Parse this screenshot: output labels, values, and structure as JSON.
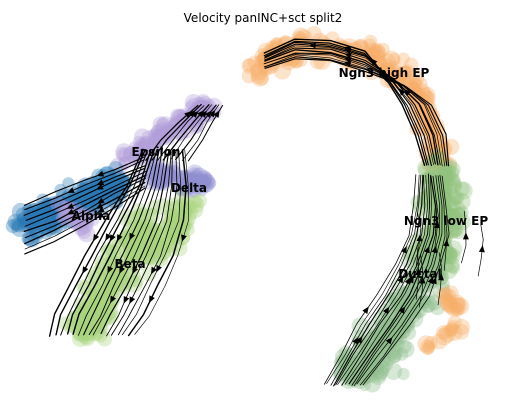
{
  "chart_data": {
    "type": "scatter",
    "title": "Velocity panINC+sct split2",
    "xlabel": "",
    "ylabel": "",
    "axes_visible": false,
    "grid": false,
    "legend": "on data",
    "embedding": "streamlines over point cloud",
    "clusters": [
      {
        "name": "Ngn3 high EP",
        "color": "#f7b06a",
        "centroid": [
          0.72,
          0.16
        ]
      },
      {
        "name": "Ngn3 low EP",
        "color": "#93c47f",
        "centroid": [
          0.86,
          0.55
        ]
      },
      {
        "name": "Ductal",
        "color": "#8fbd8c",
        "centroid": [
          0.82,
          0.78
        ]
      },
      {
        "name": "Epsilon",
        "color": "#b39ddb",
        "centroid": [
          0.33,
          0.33
        ]
      },
      {
        "name": "Delta",
        "color": "#8e8fd0",
        "centroid": [
          0.39,
          0.43
        ]
      },
      {
        "name": "Alpha",
        "color": "#2878b5",
        "centroid": [
          0.16,
          0.51
        ]
      },
      {
        "name": "Beta",
        "color": "#a8d47e",
        "centroid": [
          0.27,
          0.71
        ]
      }
    ]
  }
}
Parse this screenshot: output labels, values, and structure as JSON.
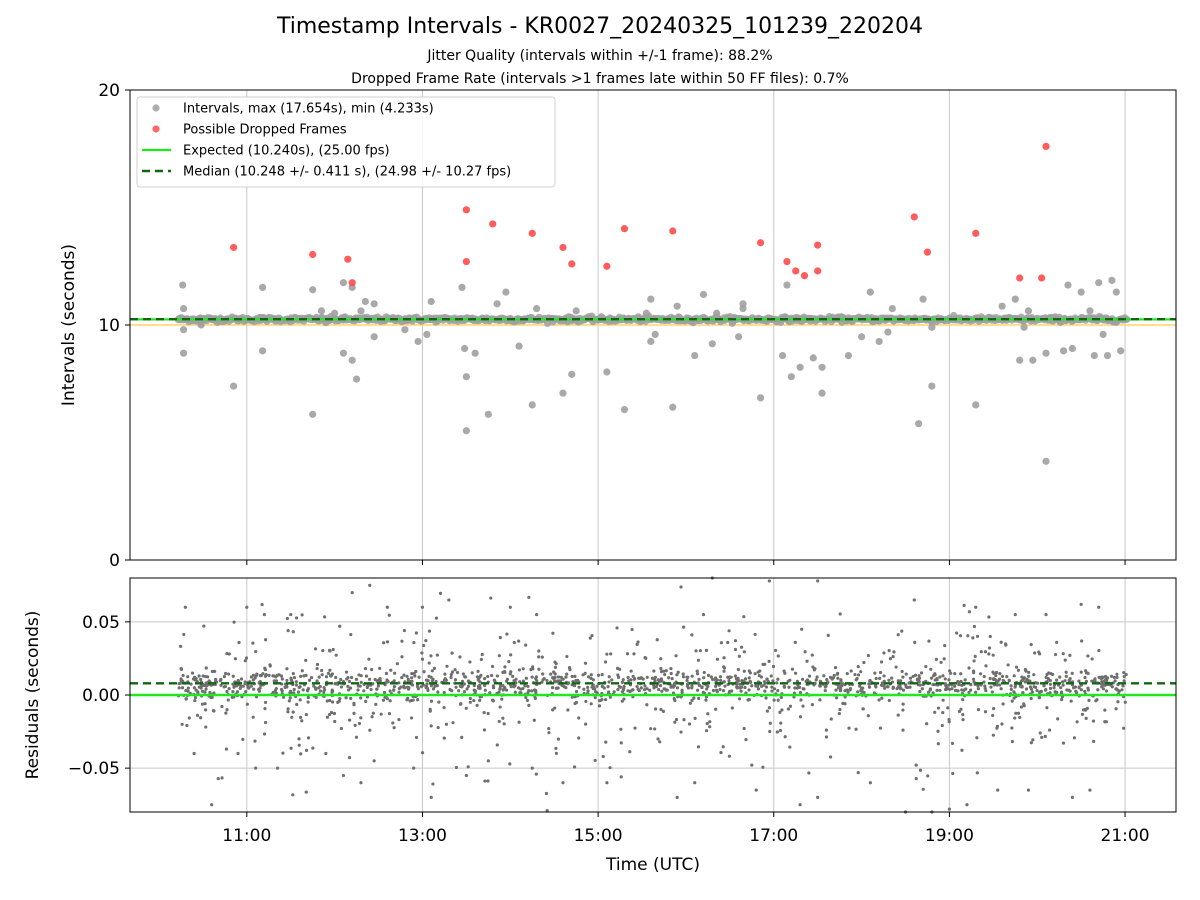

What the task requires:
All lines above with "color" in them should be returned.

Written response:
        "color": "#f7b06a",
        "color": "#93c47f",
        "color": "#8fbd8c",
        "color": "#b39ddb",
        "color": "#8e8fd0",
        "color": "#2878b5",
        "color": "#a8d47e",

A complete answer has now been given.